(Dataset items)
▼

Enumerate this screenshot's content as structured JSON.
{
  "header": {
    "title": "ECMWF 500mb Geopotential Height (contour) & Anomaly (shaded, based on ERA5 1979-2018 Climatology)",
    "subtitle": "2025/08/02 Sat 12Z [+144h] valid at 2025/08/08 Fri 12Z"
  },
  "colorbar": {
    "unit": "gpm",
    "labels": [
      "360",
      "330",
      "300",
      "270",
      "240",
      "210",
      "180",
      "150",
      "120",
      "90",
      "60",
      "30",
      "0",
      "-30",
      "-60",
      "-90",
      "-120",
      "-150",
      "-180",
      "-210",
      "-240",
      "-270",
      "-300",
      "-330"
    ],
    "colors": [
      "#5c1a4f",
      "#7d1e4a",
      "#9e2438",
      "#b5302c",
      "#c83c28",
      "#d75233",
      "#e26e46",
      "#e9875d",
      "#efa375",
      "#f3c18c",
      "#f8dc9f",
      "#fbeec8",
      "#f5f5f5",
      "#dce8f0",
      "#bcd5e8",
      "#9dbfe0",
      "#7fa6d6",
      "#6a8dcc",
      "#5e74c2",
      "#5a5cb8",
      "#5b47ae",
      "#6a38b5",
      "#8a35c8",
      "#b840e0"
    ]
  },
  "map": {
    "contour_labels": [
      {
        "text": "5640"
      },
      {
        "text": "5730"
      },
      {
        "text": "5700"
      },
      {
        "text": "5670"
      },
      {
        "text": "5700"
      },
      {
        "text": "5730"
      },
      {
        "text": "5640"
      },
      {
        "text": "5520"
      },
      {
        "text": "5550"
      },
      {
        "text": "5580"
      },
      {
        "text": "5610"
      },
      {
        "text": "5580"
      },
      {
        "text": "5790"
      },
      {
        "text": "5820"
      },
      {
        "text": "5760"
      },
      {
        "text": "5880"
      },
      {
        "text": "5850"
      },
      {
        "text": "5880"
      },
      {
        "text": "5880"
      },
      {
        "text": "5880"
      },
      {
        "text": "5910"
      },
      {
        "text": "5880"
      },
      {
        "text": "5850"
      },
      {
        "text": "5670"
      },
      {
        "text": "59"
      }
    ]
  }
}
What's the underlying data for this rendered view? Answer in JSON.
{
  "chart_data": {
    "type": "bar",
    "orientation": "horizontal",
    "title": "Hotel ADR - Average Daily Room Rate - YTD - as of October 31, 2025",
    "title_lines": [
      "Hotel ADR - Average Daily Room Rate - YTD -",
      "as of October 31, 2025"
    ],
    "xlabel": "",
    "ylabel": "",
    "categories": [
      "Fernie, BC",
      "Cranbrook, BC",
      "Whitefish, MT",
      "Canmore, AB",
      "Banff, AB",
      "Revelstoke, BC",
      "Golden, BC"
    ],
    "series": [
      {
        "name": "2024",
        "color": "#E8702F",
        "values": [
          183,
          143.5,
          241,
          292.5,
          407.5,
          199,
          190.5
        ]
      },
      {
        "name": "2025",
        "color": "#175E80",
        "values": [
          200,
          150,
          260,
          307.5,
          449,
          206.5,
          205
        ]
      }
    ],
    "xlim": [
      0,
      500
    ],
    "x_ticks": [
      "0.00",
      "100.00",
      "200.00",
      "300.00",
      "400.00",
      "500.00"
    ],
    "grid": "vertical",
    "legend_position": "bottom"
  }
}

▲

> [WHAT TO WORK ON]: Type out the whole listing above again, exactly as it stands.

> [TASK OUTPUT]:
Enumerate this screenshot's content as structured JSON.
{
  "header": {
    "title": "ECMWF 500mb Geopotential Height (contour) & Anomaly (shaded, based on ERA5 1979-2018 Climatology)",
    "subtitle": "2025/08/02 Sat 12Z [+144h] valid at 2025/08/08 Fri 12Z"
  },
  "colorbar": {
    "unit": "gpm",
    "labels": [
      "360",
      "330",
      "300",
      "270",
      "240",
      "210",
      "180",
      "150",
      "120",
      "90",
      "60",
      "30",
      "0",
      "-30",
      "-60",
      "-90",
      "-120",
      "-150",
      "-180",
      "-210",
      "-240",
      "-270",
      "-300",
      "-330"
    ],
    "colors": [
      "#5c1a4f",
      "#7d1e4a",
      "#9e2438",
      "#b5302c",
      "#c83c28",
      "#d75233",
      "#e26e46",
      "#e9875d",
      "#efa375",
      "#f3c18c",
      "#f8dc9f",
      "#fbeec8",
      "#f5f5f5",
      "#dce8f0",
      "#bcd5e8",
      "#9dbfe0",
      "#7fa6d6",
      "#6a8dcc",
      "#5e74c2",
      "#5a5cb8",
      "#5b47ae",
      "#6a38b5",
      "#8a35c8",
      "#b840e0"
    ]
  },
  "map": {
    "contour_labels": [
      {
        "text": "5640"
      },
      {
        "text": "5730"
      },
      {
        "text": "5700"
      },
      {
        "text": "5670"
      },
      {
        "text": "5700"
      },
      {
        "text": "5730"
      },
      {
        "text": "5640"
      },
      {
        "text": "5520"
      },
      {
        "text": "5550"
      },
      {
        "text": "5580"
      },
      {
        "text": "5610"
      },
      {
        "text": "5580"
      },
      {
        "text": "5790"
      },
      {
        "text": "5820"
      },
      {
        "text": "5760"
      },
      {
        "text": "5880"
      },
      {
        "text": "5850"
      },
      {
        "text": "5880"
      },
      {
        "text": "5880"
      },
      {
        "text": "5880"
      },
      {
        "text": "5910"
      },
      {
        "text": "5880"
      },
      {
        "text": "5850"
      },
      {
        "text": "5670"
      },
      {
        "text": "59"
      }
    ]
  }
}
What's the underlying data for this rendered view? Answer in JSON.
{
  "chart_data": {
    "type": "bar",
    "orientation": "horizontal",
    "title": "Hotel ADR - Average Daily Room Rate - YTD - as of October 31, 2025",
    "title_lines": [
      "Hotel ADR - Average Daily Room Rate - YTD -",
      "as of October 31, 2025"
    ],
    "xlabel": "",
    "ylabel": "",
    "categories": [
      "Fernie, BC",
      "Cranbrook, BC",
      "Whitefish, MT",
      "Canmore, AB",
      "Banff, AB",
      "Revelstoke, BC",
      "Golden, BC"
    ],
    "series": [
      {
        "name": "2024",
        "color": "#E8702F",
        "values": [
          183,
          143.5,
          241,
          292.5,
          407.5,
          199,
          190.5
        ]
      },
      {
        "name": "2025",
        "color": "#175E80",
        "values": [
          200,
          150,
          260,
          307.5,
          449,
          206.5,
          205
        ]
      }
    ],
    "xlim": [
      0,
      500
    ],
    "x_ticks": [
      "0.00",
      "100.00",
      "200.00",
      "300.00",
      "400.00",
      "500.00"
    ],
    "grid": "vertical",
    "legend_position": "bottom"
  }
}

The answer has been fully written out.